Exercise aim
Locate the lines of the listing below that hold "Traitement", then copy each of them.

Records for the task
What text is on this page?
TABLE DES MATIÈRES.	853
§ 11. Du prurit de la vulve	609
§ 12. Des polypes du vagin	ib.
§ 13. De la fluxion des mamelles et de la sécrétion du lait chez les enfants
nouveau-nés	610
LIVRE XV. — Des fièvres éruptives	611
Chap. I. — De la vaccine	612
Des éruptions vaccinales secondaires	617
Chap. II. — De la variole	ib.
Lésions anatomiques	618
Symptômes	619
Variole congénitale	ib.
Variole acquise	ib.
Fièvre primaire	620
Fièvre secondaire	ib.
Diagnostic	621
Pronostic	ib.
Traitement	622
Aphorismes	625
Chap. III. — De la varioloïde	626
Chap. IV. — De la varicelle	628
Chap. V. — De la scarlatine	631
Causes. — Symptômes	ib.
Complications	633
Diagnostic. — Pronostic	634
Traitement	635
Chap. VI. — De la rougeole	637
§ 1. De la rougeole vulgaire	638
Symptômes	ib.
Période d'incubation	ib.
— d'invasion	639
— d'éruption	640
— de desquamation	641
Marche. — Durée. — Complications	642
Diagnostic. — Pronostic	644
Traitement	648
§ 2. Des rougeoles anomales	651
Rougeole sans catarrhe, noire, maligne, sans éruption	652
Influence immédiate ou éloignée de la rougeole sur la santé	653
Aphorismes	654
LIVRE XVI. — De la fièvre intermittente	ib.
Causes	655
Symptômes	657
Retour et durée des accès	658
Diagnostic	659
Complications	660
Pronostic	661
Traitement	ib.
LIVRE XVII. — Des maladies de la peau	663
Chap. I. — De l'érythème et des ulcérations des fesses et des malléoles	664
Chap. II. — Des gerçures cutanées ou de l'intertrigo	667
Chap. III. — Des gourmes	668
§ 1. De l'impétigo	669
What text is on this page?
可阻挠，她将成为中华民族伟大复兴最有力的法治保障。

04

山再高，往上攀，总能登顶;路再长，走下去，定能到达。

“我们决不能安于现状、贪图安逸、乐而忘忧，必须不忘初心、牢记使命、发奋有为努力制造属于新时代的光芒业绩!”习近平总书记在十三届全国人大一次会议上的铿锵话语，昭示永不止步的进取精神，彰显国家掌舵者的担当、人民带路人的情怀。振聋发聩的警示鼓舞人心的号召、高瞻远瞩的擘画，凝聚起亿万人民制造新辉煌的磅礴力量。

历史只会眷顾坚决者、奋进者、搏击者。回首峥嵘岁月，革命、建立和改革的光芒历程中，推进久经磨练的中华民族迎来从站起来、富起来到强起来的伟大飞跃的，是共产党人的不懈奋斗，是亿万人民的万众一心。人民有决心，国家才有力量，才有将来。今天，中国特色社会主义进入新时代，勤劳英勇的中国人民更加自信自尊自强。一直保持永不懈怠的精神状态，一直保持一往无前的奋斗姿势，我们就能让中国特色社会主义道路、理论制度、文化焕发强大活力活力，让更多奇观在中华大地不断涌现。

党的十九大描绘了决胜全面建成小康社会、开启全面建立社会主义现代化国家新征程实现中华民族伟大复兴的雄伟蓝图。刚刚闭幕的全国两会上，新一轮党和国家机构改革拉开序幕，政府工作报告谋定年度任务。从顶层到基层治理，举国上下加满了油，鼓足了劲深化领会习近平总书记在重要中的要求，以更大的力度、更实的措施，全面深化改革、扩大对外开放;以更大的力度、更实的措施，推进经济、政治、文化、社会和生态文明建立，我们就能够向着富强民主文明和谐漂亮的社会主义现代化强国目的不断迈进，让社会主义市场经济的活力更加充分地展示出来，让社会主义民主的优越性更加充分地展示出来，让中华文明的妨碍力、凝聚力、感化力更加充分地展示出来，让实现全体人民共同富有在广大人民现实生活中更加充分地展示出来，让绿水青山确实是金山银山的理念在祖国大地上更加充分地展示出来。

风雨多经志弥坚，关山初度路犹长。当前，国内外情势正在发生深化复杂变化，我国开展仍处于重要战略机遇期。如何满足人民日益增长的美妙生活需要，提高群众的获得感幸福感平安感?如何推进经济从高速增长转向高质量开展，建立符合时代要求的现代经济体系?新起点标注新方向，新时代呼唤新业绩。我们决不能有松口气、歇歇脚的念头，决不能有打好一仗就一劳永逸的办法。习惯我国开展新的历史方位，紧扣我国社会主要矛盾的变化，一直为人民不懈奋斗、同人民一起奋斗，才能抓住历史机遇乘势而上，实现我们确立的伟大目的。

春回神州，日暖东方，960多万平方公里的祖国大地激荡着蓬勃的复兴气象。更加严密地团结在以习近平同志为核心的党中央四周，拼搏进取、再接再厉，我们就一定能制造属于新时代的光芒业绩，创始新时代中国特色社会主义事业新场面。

Exercise output
Traitement	622
Traitement	635
Traitement	648
Traitement	ib.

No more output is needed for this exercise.